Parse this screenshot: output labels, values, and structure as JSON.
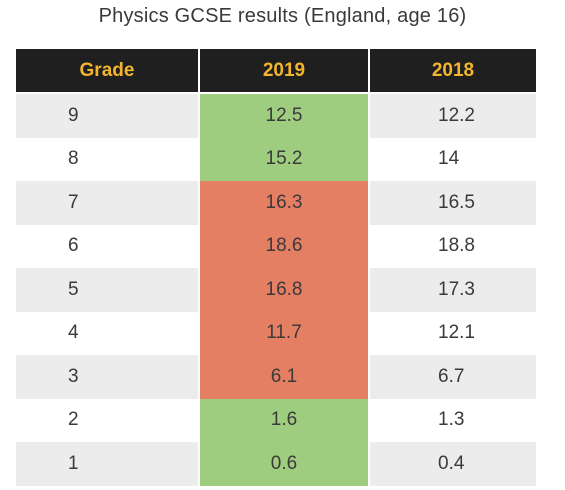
{
  "title": "Physics GCSE results (England, age 16)",
  "chart_data": {
    "type": "table",
    "title": "Physics GCSE results (England, age 16)",
    "columns": [
      "Grade",
      "2019",
      "2018"
    ],
    "rows": [
      {
        "grade": "9",
        "y2019": "12.5",
        "y2018": "12.2",
        "status": "up"
      },
      {
        "grade": "8",
        "y2019": "15.2",
        "y2018": "14",
        "status": "up"
      },
      {
        "grade": "7",
        "y2019": "16.3",
        "y2018": "16.5",
        "status": "down"
      },
      {
        "grade": "6",
        "y2019": "18.6",
        "y2018": "18.8",
        "status": "down"
      },
      {
        "grade": "5",
        "y2019": "16.8",
        "y2018": "17.3",
        "status": "down"
      },
      {
        "grade": "4",
        "y2019": "11.7",
        "y2018": "12.1",
        "status": "down"
      },
      {
        "grade": "3",
        "y2019": "6.1",
        "y2018": "6.7",
        "status": "down"
      },
      {
        "grade": "2",
        "y2019": "1.6",
        "y2018": "1.3",
        "status": "up"
      },
      {
        "grade": "1",
        "y2019": "0.6",
        "y2018": "0.4",
        "status": "up"
      }
    ]
  },
  "colors": {
    "header_bg": "#1f1f1f",
    "header_text": "#f2b52b",
    "increase": "#9fcd7f",
    "decrease": "#e47f63",
    "stripe": "#ececec"
  }
}
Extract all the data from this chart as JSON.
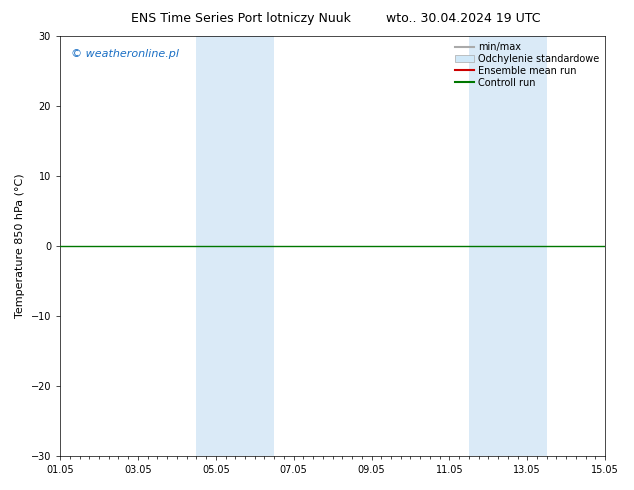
{
  "title_left": "ENS Time Series Port lotniczy Nuuk",
  "title_right": "wto.. 30.04.2024 19 UTC",
  "ylabel": "Temperature 850 hPa (°C)",
  "watermark": "© weatheronline.pl",
  "watermark_color": "#1a6fc4",
  "ylim": [
    -30,
    30
  ],
  "yticks": [
    -30,
    -20,
    -10,
    0,
    10,
    20,
    30
  ],
  "xlim_start": 0,
  "xlim_end": 14,
  "xtick_labels": [
    "01.05",
    "03.05",
    "05.05",
    "07.05",
    "09.05",
    "11.05",
    "13.05",
    "15.05"
  ],
  "xtick_positions": [
    0,
    2,
    4,
    6,
    8,
    10,
    12,
    14
  ],
  "background_color": "#ffffff",
  "plot_bg_color": "#ffffff",
  "shaded_regions": [
    {
      "x_start": 3.5,
      "x_end": 4.5,
      "color": "#daeaf7"
    },
    {
      "x_start": 4.5,
      "x_end": 5.5,
      "color": "#daeaf7"
    },
    {
      "x_start": 10.5,
      "x_end": 11.5,
      "color": "#daeaf7"
    },
    {
      "x_start": 11.5,
      "x_end": 12.5,
      "color": "#daeaf7"
    }
  ],
  "hline_y": 0,
  "hline_color": "#007700",
  "hline_lw": 1.0,
  "legend_entries": [
    {
      "label": "min/max",
      "color": "#aaaaaa",
      "lw": 1.5,
      "ls": "-",
      "type": "line"
    },
    {
      "label": "Odchylenie standardowe",
      "color": "#d0e8f8",
      "lw": 8,
      "ls": "-",
      "type": "patch"
    },
    {
      "label": "Ensemble mean run",
      "color": "#cc0000",
      "lw": 1.5,
      "ls": "-",
      "type": "line"
    },
    {
      "label": "Controll run",
      "color": "#007700",
      "lw": 1.5,
      "ls": "-",
      "type": "line"
    }
  ],
  "title_fontsize": 9,
  "axis_fontsize": 8,
  "tick_fontsize": 7,
  "watermark_fontsize": 8,
  "legend_fontsize": 7
}
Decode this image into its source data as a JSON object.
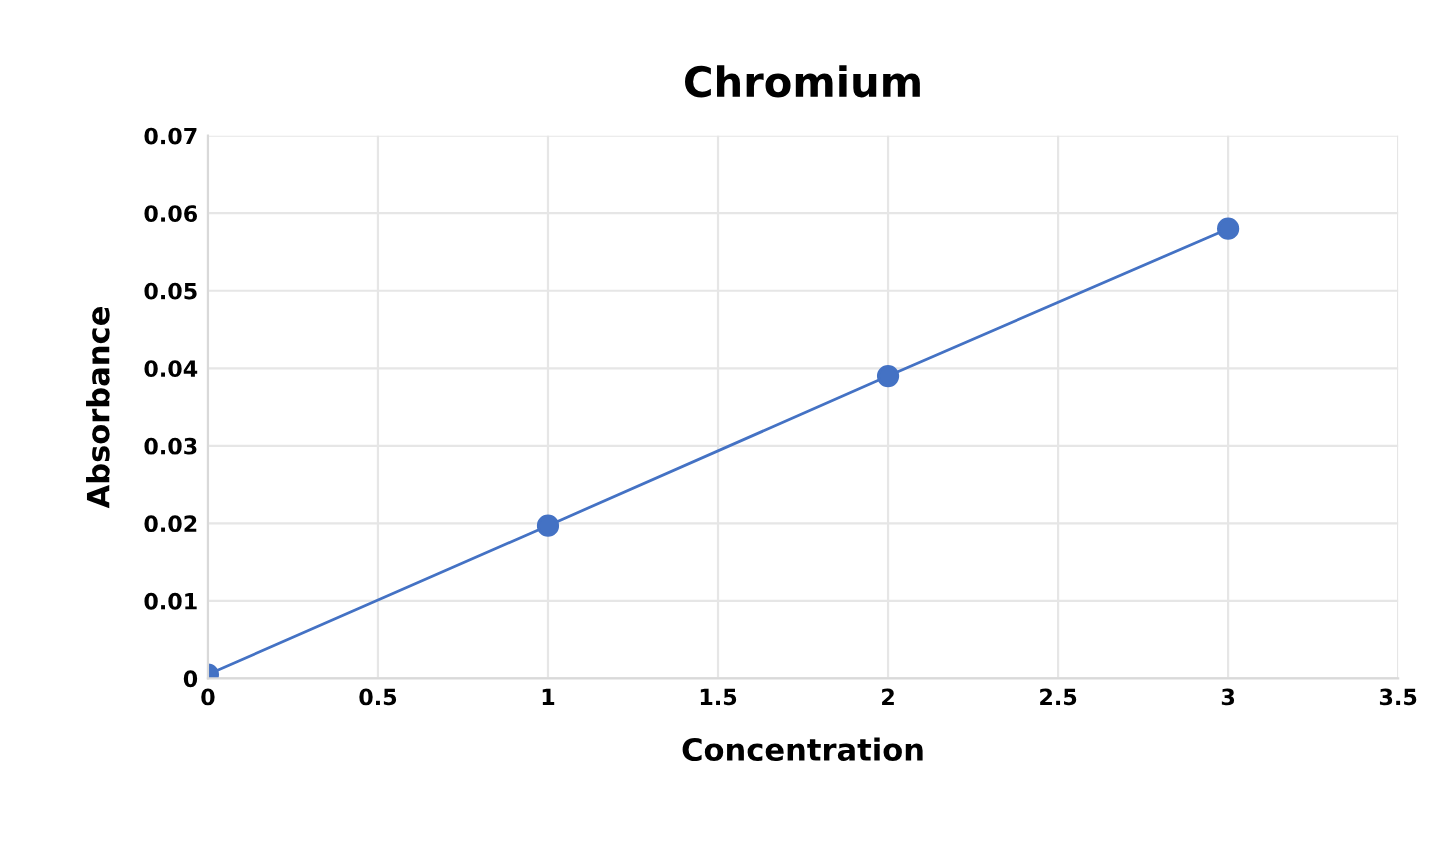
{
  "chart_data": {
    "type": "line",
    "title": "Chromium",
    "xlabel": "Concentration",
    "ylabel": "Absorbance",
    "x": [
      0,
      1,
      2,
      3
    ],
    "series": [
      {
        "color": "#4472c4",
        "values": [
          0.0005,
          0.0197,
          0.039,
          0.058
        ]
      }
    ],
    "xlim": [
      0,
      3.5
    ],
    "xticks": [
      0,
      0.5,
      1,
      1.5,
      2,
      2.5,
      3,
      3.5
    ],
    "ylim": [
      0,
      0.07
    ],
    "yticks": [
      {
        "value": 0,
        "label": "0"
      },
      0.01,
      0.02,
      0.03,
      0.04,
      0.05,
      0.06,
      0.07
    ],
    "grid": true,
    "marker": "circle",
    "line_style": "solid",
    "legend": false
  }
}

.....

■ GIVEN INSTRUCTION
Gather all the lines that include the word "this" and copy them out.

■ COMPLETE RESPONSE
Parse this screenshot: output labels, values, and structure as JSON.
Extract all the data from this chart as JSON.
Decode this image into its source data as a JSON object.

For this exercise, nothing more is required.